▶ [What the exercise asks] Word for word, copy all the data and drop the pictures.

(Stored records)
━━━━━━━━━━━━━━━━━━━━
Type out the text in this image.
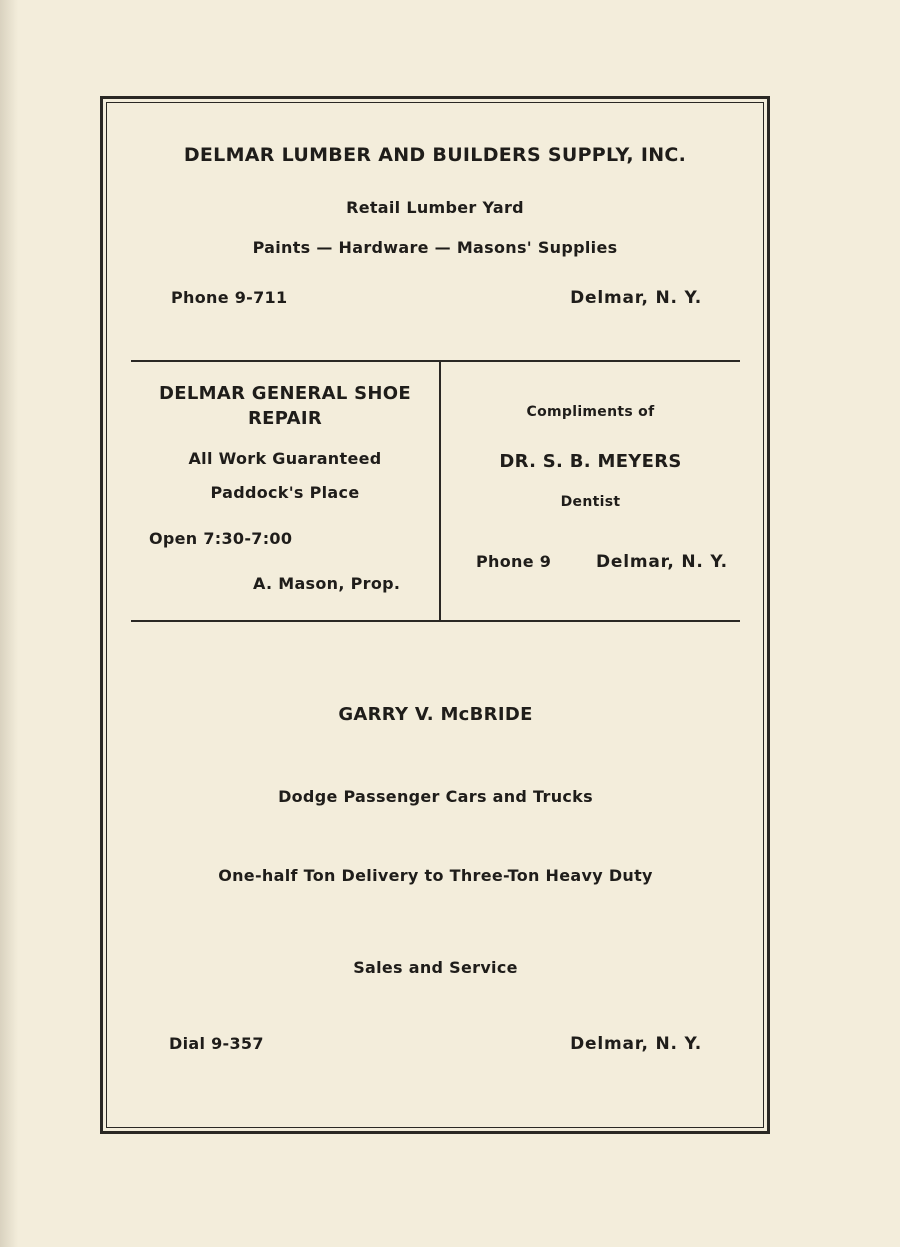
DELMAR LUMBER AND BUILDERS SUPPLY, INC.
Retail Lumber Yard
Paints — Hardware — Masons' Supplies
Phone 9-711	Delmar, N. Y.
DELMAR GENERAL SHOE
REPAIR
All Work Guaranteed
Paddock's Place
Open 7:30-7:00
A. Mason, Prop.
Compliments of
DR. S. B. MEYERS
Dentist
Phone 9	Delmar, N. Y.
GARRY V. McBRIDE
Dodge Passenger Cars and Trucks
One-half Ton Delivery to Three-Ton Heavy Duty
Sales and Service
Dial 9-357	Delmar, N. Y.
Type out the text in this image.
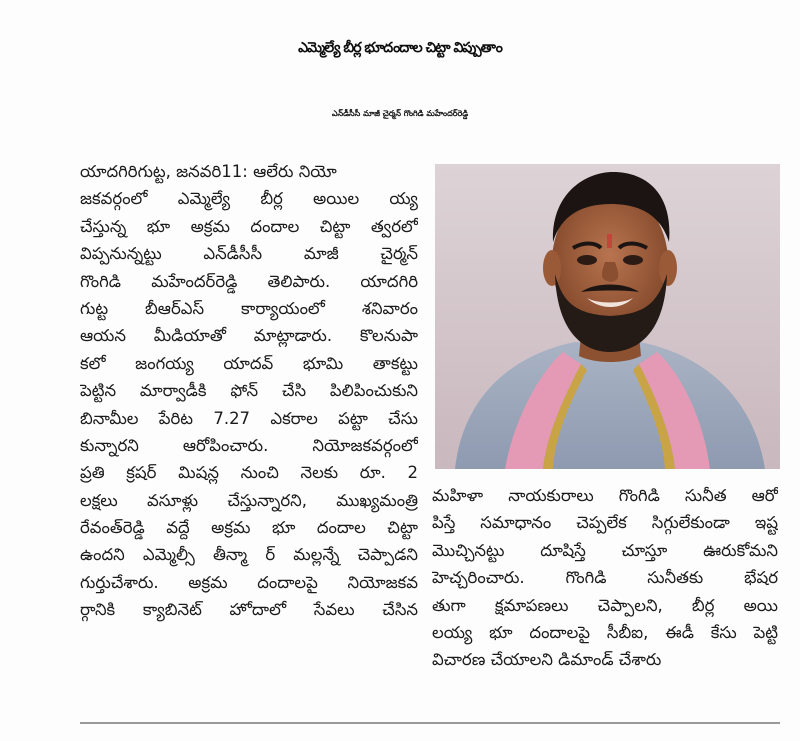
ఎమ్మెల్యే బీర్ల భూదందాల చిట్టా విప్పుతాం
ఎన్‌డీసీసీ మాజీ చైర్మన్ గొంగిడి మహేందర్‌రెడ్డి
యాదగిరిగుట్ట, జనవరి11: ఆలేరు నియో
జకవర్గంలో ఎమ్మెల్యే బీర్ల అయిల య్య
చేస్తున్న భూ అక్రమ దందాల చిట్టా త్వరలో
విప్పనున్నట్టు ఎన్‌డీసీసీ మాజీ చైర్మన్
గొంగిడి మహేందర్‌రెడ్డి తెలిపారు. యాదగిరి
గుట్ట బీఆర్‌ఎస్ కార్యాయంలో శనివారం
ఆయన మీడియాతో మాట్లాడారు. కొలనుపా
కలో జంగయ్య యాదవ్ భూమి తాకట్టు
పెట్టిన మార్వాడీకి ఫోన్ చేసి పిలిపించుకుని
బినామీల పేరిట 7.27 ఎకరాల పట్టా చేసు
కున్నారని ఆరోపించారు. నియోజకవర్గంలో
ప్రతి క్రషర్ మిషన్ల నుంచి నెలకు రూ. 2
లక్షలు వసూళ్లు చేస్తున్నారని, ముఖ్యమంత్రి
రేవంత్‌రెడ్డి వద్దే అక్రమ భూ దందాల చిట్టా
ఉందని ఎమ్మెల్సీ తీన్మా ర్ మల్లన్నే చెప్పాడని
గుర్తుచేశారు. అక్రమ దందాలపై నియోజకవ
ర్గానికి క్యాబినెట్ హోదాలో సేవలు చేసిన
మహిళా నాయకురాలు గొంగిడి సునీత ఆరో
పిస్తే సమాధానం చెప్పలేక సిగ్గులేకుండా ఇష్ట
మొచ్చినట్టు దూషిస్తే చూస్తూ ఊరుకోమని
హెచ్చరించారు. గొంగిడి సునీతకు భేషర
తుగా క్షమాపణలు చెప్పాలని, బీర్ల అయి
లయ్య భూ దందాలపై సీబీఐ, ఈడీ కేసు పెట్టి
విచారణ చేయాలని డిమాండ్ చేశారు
━━━━━━━━━━━━━━━━━━━━
▶ [Written response]
Type out the text in this image.
DELMAR LUMBER AND BUILDERS SUPPLY, INC.
Retail Lumber Yard
Paints — Hardware — Masons' Supplies
Phone 9-711	Delmar, N. Y.
DELMAR GENERAL SHOE
REPAIR
All Work Guaranteed
Paddock's Place
Open 7:30-7:00
A. Mason, Prop.
Compliments of
DR. S. B. MEYERS
Dentist
Phone 9	Delmar, N. Y.
GARRY V. McBRIDE
Dodge Passenger Cars and Trucks
One-half Ton Delivery to Three-Ton Heavy Duty
Sales and Service
Dial 9-357	Delmar, N. Y.
Type out the text in this image.
ఎమ్మెల్యే బీర్ల భూదందాల చిట్టా విప్పుతాం
ఎన్‌డీసీసీ మాజీ చైర్మన్ గొంగిడి మహేందర్‌రెడ్డి
యాదగిరిగుట్ట, జనవరి11: ఆలేరు నియో
జకవర్గంలో ఎమ్మెల్యే బీర్ల అయిల య్య
చేస్తున్న భూ అక్రమ దందాల చిట్టా త్వరలో
విప్పనున్నట్టు ఎన్‌డీసీసీ మాజీ చైర్మన్
గొంగిడి మహేందర్‌రెడ్డి తెలిపారు. యాదగిరి
గుట్ట బీఆర్‌ఎస్ కార్యాయంలో శనివారం
ఆయన మీడియాతో మాట్లాడారు. కొలనుపా
కలో జంగయ్య యాదవ్ భూమి తాకట్టు
పెట్టిన మార్వాడీకి ఫోన్ చేసి పిలిపించుకుని
బినామీల పేరిట 7.27 ఎకరాల పట్టా చేసు
కున్నారని ఆరోపించారు. నియోజకవర్గంలో
ప్రతి క్రషర్ మిషన్ల నుంచి నెలకు రూ. 2
లక్షలు వసూళ్లు చేస్తున్నారని, ముఖ్యమంత్రి
రేవంత్‌రెడ్డి వద్దే అక్రమ భూ దందాల చిట్టా
ఉందని ఎమ్మెల్సీ తీన్మా ర్ మల్లన్నే చెప్పాడని
గుర్తుచేశారు. అక్రమ దందాలపై నియోజకవ
ర్గానికి క్యాబినెట్ హోదాలో సేవలు చేసిన
మహిళా నాయకురాలు గొంగిడి సునీత ఆరో
పిస్తే సమాధానం చెప్పలేక సిగ్గులేకుండా ఇష్ట
మొచ్చినట్టు దూషిస్తే చూస్తూ ఊరుకోమని
హెచ్చరించారు. గొంగిడి సునీతకు భేషర
తుగా క్షమాపణలు చెప్పాలని, బీర్ల అయి
లయ్య భూ దందాలపై సీబీఐ, ఈడీ కేసు పెట్టి
విచారణ చేయాలని డిమాండ్ చేశారు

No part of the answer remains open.